- [Task to complete]
Which lines in the records below contain the string "paper"? Copy each such line in full, and treat uppercase and lowercase letters as different.

--- Begin Data provided ---

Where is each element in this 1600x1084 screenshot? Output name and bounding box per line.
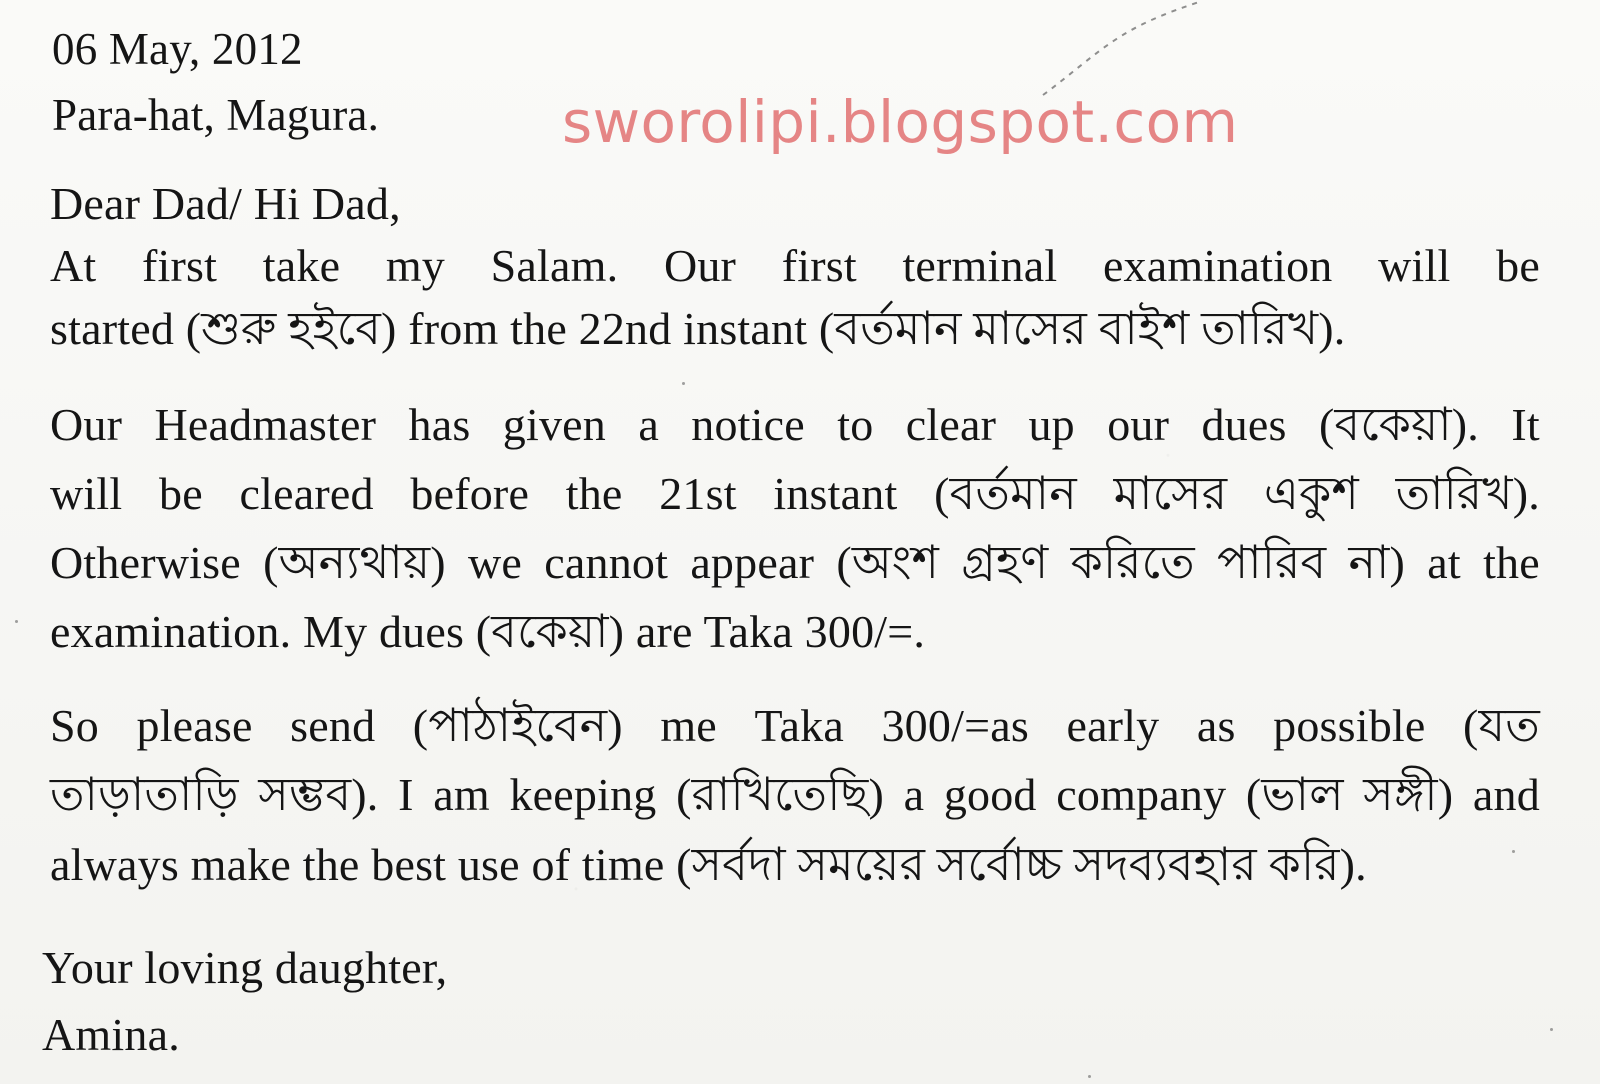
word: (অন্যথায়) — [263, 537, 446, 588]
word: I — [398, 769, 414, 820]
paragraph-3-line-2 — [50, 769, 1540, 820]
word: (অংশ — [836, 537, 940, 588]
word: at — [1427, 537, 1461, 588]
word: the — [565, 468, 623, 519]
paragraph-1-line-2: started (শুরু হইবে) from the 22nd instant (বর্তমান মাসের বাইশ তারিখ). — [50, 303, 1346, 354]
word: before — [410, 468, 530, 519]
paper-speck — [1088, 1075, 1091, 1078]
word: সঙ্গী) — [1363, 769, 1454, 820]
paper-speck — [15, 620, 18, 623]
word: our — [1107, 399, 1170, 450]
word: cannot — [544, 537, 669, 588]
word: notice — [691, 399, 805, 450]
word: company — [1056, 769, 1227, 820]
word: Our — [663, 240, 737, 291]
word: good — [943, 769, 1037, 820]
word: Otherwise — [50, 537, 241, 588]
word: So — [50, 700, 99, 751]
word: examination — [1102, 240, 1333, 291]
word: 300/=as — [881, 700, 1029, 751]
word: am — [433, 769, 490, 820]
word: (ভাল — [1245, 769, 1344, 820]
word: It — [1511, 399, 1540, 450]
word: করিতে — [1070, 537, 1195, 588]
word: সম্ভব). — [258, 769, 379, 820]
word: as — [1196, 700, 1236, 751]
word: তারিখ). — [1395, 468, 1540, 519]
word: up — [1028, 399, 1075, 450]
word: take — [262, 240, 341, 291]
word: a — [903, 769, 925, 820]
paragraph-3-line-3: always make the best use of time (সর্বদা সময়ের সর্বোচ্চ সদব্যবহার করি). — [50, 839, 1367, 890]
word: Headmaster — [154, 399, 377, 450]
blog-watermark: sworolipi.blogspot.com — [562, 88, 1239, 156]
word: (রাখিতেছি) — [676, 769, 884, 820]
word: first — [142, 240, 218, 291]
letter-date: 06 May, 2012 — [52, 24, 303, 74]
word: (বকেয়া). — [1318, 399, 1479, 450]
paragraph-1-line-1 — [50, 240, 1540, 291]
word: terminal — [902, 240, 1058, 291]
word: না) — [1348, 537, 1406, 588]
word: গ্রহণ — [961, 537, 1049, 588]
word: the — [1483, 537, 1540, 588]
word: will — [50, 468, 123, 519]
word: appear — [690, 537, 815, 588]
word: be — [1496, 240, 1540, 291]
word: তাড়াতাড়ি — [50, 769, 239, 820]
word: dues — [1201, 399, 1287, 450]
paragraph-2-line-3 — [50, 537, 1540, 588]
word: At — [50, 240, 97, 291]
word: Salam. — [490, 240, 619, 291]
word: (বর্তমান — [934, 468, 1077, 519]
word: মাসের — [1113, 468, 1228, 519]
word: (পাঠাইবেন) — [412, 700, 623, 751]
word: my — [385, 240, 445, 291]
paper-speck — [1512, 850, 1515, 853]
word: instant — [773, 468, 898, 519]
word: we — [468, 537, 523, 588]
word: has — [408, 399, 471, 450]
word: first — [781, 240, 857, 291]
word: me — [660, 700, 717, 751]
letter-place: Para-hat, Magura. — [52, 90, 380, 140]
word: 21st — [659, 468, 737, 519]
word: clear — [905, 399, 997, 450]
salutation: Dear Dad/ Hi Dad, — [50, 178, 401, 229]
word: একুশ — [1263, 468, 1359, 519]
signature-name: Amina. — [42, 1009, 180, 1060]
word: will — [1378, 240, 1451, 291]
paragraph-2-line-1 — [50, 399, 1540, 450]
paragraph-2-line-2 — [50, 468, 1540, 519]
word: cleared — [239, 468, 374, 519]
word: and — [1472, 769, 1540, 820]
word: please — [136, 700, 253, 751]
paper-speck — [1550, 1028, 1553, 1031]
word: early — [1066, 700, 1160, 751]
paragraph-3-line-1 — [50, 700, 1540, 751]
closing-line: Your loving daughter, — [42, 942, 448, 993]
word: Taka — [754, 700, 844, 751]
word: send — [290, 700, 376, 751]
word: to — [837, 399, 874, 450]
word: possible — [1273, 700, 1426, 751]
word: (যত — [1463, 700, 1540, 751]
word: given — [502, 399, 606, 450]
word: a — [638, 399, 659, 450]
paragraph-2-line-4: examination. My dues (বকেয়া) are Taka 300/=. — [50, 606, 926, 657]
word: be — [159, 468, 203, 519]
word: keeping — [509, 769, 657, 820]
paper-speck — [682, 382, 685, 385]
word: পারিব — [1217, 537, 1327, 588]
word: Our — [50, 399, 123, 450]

--- End Data provided ---

- [Written answer]
paper-speck — [1088, 1075, 1091, 1078]
paper-speck — [15, 620, 18, 623]
paper-speck — [1512, 850, 1515, 853]
paper-speck — [1550, 1028, 1553, 1031]
paper-speck — [682, 382, 685, 385]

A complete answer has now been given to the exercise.